**WORK TO DO**.
Rewrite the data from its start through the line containing "submenu-item-customize[interactable]: Customize —", both ends included, replacing "code-line" with "editor-line" and leaving everything else unchanged.

**RECORDS FOR THE EXERCISE**.
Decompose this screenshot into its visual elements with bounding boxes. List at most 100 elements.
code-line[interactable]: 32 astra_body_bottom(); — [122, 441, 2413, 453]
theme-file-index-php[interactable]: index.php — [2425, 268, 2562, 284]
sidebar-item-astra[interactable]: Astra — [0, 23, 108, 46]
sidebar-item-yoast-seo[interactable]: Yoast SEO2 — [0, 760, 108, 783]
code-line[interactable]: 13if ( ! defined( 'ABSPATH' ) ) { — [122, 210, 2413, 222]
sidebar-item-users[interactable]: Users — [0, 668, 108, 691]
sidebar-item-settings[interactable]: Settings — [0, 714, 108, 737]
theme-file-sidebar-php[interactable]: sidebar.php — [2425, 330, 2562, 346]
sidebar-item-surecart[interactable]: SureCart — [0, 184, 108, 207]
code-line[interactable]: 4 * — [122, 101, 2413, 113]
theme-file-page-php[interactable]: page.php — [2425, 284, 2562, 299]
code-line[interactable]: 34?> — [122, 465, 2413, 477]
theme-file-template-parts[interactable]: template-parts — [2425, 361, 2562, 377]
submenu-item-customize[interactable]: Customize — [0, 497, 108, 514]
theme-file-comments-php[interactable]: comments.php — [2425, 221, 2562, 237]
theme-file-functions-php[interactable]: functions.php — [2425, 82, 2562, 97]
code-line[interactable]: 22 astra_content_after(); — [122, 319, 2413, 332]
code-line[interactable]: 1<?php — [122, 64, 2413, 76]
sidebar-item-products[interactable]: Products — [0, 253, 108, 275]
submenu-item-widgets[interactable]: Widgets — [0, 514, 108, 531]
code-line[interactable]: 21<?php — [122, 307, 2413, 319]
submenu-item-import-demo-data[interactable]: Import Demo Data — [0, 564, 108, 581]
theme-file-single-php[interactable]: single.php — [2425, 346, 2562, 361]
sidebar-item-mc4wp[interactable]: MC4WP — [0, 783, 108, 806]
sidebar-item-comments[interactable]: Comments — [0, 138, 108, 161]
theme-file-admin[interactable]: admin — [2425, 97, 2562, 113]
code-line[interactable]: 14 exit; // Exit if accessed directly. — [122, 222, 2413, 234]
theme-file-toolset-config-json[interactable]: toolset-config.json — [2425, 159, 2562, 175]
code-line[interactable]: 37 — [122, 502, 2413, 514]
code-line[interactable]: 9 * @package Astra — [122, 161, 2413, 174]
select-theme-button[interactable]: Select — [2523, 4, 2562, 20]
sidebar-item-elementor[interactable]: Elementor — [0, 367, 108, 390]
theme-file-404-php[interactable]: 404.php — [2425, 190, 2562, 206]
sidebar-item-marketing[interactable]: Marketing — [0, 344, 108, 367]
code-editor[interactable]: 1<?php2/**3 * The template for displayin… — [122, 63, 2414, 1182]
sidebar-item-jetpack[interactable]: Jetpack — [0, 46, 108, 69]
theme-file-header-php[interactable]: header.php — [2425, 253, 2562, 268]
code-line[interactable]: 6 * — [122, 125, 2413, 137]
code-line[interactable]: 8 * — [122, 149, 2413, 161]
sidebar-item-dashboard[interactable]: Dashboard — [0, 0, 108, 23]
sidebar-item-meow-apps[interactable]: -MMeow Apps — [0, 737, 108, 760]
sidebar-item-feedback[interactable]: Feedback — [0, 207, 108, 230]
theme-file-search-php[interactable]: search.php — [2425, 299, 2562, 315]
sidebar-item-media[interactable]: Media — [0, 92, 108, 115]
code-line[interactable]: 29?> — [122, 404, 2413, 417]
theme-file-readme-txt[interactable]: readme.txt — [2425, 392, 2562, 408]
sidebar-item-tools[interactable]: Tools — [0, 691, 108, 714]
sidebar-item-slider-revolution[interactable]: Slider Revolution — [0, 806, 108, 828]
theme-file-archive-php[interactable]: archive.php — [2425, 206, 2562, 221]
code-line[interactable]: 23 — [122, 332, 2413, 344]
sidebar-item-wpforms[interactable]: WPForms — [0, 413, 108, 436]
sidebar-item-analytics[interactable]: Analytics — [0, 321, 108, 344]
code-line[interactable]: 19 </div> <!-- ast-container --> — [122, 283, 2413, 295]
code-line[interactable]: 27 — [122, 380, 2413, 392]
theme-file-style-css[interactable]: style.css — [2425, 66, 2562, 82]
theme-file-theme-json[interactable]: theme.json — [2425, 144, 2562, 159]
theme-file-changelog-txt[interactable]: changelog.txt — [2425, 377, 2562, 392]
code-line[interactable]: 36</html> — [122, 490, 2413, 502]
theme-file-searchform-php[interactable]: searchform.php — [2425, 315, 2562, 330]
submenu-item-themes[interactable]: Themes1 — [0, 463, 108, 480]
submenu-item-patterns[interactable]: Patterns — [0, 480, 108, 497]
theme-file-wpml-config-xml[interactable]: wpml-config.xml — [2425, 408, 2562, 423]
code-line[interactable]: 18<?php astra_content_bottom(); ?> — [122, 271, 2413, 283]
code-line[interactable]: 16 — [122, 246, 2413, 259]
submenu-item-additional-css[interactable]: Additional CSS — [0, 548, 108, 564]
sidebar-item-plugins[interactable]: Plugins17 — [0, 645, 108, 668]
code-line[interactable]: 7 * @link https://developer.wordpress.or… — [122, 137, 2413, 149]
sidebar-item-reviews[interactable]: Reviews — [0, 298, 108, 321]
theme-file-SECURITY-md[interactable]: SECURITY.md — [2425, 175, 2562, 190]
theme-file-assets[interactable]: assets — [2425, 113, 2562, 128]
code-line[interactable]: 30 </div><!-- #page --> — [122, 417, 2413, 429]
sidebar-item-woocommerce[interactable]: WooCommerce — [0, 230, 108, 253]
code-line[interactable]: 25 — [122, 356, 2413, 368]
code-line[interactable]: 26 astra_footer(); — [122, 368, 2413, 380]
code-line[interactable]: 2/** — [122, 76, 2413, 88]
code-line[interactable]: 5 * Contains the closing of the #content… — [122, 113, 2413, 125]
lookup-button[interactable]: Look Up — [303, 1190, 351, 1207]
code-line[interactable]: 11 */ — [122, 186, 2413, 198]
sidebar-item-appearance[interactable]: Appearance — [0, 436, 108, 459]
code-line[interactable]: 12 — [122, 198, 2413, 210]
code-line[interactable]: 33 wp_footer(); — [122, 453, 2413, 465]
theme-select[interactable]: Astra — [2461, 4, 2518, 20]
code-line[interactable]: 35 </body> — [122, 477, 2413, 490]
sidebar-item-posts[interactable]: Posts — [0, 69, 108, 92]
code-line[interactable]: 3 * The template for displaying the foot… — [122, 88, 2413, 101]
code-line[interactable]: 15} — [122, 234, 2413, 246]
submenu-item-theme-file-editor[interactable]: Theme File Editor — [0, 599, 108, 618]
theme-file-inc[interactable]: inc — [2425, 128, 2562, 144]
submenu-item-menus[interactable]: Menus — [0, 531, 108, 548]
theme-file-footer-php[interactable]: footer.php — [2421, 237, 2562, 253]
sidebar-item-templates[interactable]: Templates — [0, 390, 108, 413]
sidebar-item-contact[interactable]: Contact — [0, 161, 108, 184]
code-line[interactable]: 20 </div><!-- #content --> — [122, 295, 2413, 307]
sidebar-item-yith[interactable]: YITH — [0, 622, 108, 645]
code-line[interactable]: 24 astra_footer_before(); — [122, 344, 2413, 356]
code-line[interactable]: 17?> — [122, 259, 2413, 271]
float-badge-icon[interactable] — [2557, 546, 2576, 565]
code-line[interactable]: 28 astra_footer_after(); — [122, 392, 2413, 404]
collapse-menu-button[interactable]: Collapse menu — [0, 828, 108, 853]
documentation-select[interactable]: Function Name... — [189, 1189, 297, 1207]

**THE REPLY**.
Decompose this screenshot into its visual elements with bounding boxes. List at most 100 elements.
editor-line[interactable]: 32 astra_body_bottom(); — [122, 441, 2413, 453]
theme-file-index-php[interactable]: index.php — [2425, 268, 2562, 284]
sidebar-item-astra[interactable]: Astra — [0, 23, 108, 46]
sidebar-item-yoast-seo[interactable]: Yoast SEO2 — [0, 760, 108, 783]
editor-line[interactable]: 13if ( ! defined( 'ABSPATH' ) ) { — [122, 210, 2413, 222]
sidebar-item-users[interactable]: Users — [0, 668, 108, 691]
sidebar-item-settings[interactable]: Settings — [0, 714, 108, 737]
theme-file-sidebar-php[interactable]: sidebar.php — [2425, 330, 2562, 346]
sidebar-item-surecart[interactable]: SureCart — [0, 184, 108, 207]
editor-line[interactable]: 4 * — [122, 101, 2413, 113]
theme-file-page-php[interactable]: page.php — [2425, 284, 2562, 299]
editor-line[interactable]: 34?> — [122, 465, 2413, 477]
theme-file-template-parts[interactable]: template-parts — [2425, 361, 2562, 377]
submenu-item-customize[interactable]: Customize — [0, 497, 108, 514]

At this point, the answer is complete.